• **WHAT TO DO**: Determine how many lines of the entries contain "ylabel". Reply with that number alone.
-------
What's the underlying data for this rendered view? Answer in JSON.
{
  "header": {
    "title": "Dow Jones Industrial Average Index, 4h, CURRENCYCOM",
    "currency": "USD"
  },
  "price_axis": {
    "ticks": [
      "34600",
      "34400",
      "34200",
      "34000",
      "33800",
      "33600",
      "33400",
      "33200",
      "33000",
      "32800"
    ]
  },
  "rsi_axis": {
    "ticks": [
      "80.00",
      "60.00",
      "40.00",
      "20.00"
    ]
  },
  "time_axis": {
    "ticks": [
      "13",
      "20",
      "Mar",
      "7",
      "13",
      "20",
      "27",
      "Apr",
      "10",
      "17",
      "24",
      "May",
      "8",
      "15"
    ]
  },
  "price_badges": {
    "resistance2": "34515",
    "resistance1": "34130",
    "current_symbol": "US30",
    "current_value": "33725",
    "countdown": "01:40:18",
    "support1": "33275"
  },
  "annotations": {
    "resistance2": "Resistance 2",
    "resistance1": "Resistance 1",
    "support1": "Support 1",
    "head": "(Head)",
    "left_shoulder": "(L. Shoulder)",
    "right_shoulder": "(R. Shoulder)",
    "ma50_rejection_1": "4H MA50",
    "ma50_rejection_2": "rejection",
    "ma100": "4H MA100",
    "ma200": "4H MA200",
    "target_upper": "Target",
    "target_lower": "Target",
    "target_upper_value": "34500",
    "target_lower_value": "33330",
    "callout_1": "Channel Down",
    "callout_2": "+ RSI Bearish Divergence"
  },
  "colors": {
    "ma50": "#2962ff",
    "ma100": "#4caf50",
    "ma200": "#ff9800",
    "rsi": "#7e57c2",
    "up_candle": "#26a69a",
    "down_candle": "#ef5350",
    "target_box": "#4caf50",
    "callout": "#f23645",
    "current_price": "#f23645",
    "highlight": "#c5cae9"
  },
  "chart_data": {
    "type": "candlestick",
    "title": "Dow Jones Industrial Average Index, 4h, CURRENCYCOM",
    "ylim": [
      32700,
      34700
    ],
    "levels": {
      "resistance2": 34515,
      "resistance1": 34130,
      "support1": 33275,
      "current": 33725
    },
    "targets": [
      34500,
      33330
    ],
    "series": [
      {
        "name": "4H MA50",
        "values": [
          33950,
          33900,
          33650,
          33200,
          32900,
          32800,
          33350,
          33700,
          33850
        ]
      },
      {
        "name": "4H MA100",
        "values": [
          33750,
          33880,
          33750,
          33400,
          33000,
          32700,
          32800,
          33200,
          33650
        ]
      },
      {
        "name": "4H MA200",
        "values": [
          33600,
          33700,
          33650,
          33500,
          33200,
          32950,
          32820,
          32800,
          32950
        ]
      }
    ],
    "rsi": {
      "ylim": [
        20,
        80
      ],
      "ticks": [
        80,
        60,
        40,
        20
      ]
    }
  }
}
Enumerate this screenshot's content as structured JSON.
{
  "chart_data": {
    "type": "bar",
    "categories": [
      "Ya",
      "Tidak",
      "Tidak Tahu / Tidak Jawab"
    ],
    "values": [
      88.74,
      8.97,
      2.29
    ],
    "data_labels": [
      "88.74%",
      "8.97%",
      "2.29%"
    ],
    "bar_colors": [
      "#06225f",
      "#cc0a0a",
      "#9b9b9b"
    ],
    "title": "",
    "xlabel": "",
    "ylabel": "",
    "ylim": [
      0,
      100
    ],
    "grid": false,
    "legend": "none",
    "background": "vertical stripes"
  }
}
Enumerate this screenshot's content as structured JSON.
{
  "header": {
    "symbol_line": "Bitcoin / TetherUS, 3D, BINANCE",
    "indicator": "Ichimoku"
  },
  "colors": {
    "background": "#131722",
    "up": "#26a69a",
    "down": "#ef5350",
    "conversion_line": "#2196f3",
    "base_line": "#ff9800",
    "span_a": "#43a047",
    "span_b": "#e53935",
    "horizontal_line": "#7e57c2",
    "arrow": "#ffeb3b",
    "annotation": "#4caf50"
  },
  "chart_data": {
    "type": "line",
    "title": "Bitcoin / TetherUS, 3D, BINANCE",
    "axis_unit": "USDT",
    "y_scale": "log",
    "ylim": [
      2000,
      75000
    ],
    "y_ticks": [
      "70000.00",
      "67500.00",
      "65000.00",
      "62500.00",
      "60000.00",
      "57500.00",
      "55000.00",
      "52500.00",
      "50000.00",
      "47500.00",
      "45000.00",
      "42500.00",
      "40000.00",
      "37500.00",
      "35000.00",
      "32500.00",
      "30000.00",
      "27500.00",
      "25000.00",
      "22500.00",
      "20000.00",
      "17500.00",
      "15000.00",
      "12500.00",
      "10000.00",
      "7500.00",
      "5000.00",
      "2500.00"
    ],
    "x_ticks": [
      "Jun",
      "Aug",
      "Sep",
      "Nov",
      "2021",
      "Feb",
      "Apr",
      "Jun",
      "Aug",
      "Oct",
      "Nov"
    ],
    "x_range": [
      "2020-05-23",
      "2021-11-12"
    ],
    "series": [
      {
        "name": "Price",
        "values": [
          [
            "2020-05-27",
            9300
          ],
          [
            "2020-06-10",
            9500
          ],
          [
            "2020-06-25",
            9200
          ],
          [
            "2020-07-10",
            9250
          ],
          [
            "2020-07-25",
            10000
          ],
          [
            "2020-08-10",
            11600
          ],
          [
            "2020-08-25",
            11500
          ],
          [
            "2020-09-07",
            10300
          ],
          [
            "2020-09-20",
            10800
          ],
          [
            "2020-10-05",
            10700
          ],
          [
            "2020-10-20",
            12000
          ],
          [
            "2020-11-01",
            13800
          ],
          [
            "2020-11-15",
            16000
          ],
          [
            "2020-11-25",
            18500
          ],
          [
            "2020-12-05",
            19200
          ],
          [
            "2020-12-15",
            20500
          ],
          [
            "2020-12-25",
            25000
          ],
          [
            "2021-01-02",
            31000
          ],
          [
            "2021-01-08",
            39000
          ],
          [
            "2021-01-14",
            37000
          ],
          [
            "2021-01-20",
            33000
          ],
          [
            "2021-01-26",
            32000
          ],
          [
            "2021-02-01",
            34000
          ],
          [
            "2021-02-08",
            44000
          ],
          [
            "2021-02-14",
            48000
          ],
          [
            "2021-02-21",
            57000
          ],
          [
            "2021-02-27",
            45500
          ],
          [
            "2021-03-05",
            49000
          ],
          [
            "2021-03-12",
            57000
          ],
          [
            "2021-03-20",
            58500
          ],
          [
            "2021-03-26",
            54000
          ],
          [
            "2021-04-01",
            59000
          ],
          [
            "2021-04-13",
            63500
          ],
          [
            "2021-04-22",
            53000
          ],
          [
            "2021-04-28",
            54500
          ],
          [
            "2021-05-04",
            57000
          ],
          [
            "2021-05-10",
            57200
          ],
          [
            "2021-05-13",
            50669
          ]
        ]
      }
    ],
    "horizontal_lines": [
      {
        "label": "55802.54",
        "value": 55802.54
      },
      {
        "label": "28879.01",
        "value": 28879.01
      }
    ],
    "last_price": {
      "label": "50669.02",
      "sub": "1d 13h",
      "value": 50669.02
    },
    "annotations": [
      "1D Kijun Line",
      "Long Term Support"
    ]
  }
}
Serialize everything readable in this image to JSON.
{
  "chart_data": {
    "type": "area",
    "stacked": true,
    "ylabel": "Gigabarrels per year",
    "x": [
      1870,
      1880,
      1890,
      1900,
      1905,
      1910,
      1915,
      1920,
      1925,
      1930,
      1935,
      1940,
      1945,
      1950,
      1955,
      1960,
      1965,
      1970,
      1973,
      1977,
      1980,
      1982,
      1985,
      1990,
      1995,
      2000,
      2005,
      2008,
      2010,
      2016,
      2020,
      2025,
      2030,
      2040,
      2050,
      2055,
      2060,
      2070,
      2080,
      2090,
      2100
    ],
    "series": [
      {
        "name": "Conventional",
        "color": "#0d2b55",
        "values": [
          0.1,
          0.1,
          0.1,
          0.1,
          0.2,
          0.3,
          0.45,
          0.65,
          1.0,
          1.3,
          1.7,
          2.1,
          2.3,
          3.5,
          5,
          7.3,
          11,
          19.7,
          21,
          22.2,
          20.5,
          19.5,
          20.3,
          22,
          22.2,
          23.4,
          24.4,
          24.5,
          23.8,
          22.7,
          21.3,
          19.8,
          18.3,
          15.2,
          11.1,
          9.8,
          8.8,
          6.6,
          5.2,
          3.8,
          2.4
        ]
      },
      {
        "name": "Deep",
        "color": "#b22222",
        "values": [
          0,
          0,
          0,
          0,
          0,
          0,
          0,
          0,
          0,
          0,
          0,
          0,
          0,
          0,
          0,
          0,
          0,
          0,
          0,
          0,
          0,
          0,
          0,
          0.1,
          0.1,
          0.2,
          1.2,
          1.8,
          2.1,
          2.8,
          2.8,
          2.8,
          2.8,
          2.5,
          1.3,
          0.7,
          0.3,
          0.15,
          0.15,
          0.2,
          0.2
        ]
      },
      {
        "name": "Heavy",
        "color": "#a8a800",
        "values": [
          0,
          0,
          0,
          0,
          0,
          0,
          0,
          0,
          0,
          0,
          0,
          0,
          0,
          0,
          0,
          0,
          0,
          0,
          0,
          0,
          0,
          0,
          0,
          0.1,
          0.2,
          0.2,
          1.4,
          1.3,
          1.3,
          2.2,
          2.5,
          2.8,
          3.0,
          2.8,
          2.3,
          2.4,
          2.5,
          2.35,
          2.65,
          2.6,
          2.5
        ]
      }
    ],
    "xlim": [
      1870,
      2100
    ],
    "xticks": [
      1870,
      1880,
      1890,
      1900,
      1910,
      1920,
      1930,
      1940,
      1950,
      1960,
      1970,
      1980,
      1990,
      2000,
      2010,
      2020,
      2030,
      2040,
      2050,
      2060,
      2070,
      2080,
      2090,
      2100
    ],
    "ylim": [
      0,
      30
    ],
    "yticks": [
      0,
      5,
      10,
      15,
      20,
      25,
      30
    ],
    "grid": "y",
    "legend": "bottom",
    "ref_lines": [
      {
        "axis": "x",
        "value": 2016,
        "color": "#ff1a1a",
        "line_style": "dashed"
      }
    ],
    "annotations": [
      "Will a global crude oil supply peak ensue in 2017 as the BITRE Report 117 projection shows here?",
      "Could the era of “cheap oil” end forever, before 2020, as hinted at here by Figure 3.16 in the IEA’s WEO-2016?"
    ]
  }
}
-------
• **CORRECT RESULT**: 2